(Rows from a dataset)
────────────────────────────────────────

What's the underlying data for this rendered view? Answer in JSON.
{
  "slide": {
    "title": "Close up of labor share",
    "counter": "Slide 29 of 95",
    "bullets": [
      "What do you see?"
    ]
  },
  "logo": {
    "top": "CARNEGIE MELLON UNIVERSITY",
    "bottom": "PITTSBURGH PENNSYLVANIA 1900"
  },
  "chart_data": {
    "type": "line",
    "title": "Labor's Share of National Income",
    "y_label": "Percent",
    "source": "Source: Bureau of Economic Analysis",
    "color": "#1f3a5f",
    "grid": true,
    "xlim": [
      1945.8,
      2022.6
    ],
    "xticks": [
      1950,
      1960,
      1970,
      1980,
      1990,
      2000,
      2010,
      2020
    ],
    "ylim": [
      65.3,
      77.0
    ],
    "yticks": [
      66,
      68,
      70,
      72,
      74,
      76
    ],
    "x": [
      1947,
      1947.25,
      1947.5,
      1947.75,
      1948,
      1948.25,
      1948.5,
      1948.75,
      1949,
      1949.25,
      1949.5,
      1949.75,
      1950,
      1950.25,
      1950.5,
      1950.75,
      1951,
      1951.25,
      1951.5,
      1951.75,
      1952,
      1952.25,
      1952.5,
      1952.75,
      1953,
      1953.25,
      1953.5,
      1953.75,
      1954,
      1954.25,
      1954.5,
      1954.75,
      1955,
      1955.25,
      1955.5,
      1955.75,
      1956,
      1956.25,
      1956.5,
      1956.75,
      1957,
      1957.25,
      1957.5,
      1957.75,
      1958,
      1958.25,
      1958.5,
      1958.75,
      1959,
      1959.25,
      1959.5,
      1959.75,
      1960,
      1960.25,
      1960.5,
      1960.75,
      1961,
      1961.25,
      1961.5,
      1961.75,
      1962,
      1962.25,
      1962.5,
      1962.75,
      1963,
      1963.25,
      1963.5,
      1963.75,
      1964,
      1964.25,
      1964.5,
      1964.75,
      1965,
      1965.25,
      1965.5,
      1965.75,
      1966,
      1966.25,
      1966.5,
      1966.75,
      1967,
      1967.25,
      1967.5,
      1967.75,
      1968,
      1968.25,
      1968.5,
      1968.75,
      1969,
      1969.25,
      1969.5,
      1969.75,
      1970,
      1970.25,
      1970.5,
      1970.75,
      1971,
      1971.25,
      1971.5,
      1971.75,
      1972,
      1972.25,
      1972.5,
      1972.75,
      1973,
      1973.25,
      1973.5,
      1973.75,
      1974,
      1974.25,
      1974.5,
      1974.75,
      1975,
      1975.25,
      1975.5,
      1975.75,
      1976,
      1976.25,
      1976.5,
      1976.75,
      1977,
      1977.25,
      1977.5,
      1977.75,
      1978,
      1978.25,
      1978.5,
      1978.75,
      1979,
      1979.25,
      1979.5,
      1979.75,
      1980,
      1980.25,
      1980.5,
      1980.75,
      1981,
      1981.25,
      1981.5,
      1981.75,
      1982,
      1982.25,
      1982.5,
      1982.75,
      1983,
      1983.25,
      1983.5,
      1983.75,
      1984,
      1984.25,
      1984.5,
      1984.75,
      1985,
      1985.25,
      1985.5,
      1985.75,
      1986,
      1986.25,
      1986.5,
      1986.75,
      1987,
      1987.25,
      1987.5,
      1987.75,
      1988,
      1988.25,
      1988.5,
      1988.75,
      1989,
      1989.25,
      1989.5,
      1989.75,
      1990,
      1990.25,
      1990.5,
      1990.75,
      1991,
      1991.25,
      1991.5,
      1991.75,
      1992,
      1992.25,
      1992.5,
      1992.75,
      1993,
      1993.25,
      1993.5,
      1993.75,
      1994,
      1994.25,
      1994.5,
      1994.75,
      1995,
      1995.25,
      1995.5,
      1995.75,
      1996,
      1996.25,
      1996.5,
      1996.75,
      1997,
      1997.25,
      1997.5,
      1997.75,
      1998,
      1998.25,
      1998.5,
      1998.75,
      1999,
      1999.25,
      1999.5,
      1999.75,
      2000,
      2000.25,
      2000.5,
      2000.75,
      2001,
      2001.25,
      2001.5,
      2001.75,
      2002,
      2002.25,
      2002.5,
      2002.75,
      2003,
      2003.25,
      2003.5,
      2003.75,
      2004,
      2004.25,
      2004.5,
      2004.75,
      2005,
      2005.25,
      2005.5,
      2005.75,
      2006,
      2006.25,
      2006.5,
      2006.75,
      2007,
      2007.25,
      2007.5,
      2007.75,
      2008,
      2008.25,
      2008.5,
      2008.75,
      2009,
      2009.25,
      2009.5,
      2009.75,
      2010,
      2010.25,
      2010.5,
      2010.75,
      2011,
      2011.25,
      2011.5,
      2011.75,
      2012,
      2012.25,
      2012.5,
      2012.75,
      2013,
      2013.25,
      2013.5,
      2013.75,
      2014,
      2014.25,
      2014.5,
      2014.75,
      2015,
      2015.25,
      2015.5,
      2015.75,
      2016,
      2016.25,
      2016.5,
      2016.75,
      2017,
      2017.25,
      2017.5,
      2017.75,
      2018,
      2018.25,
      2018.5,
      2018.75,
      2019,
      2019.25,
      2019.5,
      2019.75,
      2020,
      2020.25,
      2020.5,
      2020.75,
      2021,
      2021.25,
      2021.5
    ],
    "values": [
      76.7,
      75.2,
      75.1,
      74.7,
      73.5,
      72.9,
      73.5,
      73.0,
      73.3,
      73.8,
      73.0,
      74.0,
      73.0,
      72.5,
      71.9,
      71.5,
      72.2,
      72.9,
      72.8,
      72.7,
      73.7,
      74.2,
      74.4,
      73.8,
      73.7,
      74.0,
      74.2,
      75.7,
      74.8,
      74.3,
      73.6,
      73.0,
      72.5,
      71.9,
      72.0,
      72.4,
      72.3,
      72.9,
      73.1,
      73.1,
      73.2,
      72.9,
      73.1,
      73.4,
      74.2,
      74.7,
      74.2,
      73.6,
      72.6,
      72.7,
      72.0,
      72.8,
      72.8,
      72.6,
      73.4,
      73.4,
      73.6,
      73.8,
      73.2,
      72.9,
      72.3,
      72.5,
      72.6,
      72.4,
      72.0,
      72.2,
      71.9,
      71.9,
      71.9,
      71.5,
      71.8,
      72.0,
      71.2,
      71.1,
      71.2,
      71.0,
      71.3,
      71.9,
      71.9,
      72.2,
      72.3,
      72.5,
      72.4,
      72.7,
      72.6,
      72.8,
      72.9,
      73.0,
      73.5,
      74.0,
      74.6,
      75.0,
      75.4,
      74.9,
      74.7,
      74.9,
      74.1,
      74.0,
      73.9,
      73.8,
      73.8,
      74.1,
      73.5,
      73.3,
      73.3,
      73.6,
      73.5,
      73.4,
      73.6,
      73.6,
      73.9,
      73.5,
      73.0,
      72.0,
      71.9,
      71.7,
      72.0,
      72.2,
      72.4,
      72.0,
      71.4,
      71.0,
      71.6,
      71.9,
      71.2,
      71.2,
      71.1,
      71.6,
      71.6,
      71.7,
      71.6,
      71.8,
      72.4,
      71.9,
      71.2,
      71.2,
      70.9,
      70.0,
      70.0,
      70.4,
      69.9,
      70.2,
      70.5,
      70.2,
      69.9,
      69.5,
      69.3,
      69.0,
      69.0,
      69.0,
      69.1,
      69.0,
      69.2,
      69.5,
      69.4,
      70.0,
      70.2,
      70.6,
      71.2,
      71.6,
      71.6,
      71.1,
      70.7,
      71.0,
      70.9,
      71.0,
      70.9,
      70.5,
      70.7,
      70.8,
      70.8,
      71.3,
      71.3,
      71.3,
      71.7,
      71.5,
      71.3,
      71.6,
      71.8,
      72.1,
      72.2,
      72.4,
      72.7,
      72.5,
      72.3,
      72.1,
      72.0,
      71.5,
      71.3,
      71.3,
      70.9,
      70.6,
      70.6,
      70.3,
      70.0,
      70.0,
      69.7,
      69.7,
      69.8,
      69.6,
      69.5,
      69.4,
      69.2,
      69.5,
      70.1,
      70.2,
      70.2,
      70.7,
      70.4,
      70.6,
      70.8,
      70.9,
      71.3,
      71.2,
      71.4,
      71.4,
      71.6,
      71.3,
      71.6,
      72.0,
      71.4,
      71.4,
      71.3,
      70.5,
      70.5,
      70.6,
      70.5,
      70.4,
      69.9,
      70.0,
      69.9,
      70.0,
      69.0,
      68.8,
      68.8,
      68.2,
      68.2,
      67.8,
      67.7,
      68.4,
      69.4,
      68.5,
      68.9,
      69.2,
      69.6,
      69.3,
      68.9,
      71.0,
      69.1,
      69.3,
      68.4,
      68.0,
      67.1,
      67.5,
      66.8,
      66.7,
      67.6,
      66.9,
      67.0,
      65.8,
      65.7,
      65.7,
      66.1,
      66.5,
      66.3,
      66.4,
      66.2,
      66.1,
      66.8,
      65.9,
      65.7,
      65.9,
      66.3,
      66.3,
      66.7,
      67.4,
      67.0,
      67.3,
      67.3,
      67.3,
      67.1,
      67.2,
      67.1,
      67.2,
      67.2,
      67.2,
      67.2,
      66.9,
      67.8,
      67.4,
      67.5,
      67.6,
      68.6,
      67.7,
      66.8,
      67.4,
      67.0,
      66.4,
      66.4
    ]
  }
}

────────────────────────────────────────

*AIM OF THE EXERCISE*. Filter the records down to the lines that contain the string "What", and copy those lines.

*RESPONSE TO THIS EXERCISE*.
What's the underlying data for this rendered view? Answer in JSON.
      "What do you see?"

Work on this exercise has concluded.